**Task goal**
Keep only those lines of the records that include the string "華府風雲".

**Given entries**
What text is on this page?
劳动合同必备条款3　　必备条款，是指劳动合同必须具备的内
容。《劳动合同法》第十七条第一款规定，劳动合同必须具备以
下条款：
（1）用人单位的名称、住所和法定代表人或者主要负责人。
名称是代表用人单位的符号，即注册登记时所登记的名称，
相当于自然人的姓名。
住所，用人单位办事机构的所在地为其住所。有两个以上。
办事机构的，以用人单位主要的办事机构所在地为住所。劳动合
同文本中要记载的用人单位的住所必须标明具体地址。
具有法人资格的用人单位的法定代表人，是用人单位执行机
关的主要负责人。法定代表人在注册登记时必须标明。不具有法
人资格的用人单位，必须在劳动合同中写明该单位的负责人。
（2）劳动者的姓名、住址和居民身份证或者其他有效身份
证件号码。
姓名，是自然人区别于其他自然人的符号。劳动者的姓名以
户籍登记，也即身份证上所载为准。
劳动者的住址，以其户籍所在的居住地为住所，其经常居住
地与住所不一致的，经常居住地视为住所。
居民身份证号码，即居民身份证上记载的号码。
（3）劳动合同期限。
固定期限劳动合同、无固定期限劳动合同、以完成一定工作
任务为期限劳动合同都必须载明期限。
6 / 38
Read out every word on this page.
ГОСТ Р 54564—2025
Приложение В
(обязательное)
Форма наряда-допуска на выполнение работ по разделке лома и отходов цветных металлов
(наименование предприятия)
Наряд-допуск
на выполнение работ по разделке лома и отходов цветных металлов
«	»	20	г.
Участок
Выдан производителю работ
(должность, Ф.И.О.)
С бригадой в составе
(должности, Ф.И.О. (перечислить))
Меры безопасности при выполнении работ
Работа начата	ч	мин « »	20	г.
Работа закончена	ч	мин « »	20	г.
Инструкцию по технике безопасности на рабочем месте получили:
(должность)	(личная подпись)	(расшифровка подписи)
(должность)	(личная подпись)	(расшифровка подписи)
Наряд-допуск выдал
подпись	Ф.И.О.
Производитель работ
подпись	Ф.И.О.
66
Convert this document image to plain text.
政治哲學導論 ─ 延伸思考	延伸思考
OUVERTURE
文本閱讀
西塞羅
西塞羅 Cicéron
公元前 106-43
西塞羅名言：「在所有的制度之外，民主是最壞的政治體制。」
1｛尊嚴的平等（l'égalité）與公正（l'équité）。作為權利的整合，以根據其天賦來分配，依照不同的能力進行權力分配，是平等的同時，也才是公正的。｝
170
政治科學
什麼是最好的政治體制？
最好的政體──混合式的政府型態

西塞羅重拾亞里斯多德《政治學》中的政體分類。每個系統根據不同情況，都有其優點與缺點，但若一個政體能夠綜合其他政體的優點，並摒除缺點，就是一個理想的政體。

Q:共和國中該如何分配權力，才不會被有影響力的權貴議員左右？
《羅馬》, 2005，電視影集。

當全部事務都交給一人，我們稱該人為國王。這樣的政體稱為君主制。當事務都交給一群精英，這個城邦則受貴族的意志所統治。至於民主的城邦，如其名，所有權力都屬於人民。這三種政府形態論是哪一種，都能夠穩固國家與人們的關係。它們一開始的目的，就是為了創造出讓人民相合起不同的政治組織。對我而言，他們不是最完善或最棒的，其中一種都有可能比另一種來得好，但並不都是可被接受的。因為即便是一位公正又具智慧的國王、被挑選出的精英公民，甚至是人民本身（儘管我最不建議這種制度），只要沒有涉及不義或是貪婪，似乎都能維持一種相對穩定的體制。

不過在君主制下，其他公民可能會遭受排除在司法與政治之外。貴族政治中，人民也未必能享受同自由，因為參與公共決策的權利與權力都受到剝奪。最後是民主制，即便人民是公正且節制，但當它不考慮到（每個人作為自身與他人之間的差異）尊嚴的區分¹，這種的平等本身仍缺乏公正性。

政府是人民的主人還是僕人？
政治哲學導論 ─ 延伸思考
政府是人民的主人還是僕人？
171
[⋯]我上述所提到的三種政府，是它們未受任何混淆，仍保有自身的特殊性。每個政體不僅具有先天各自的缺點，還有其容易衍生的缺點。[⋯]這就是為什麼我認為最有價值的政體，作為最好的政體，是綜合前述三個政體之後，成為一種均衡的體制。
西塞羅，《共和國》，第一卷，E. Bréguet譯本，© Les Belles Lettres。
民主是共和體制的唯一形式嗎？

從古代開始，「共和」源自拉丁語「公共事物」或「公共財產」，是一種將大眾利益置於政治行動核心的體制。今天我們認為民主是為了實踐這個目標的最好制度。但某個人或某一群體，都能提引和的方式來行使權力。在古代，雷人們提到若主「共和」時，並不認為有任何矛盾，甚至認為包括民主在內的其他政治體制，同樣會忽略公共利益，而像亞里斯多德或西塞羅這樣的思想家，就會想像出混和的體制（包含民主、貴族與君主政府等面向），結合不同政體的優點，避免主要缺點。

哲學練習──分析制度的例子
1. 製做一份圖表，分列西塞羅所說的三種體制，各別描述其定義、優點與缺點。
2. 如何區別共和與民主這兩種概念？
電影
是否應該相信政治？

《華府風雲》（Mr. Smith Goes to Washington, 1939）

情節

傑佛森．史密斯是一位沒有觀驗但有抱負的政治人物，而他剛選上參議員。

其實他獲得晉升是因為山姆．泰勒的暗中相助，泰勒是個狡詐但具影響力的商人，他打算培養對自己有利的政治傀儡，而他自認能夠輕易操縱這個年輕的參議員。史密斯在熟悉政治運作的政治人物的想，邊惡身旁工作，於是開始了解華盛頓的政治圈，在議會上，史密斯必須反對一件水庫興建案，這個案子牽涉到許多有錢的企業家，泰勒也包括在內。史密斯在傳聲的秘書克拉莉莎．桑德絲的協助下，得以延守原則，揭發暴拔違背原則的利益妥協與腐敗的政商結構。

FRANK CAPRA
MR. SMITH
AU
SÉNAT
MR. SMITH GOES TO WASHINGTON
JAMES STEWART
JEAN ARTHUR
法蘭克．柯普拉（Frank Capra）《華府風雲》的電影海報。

**Answer to this problem**
《華府風雲》（Mr. Smith Goes to Washington, 1939）
法蘭克．柯普拉（Frank Capra）《華府風雲》的電影海報。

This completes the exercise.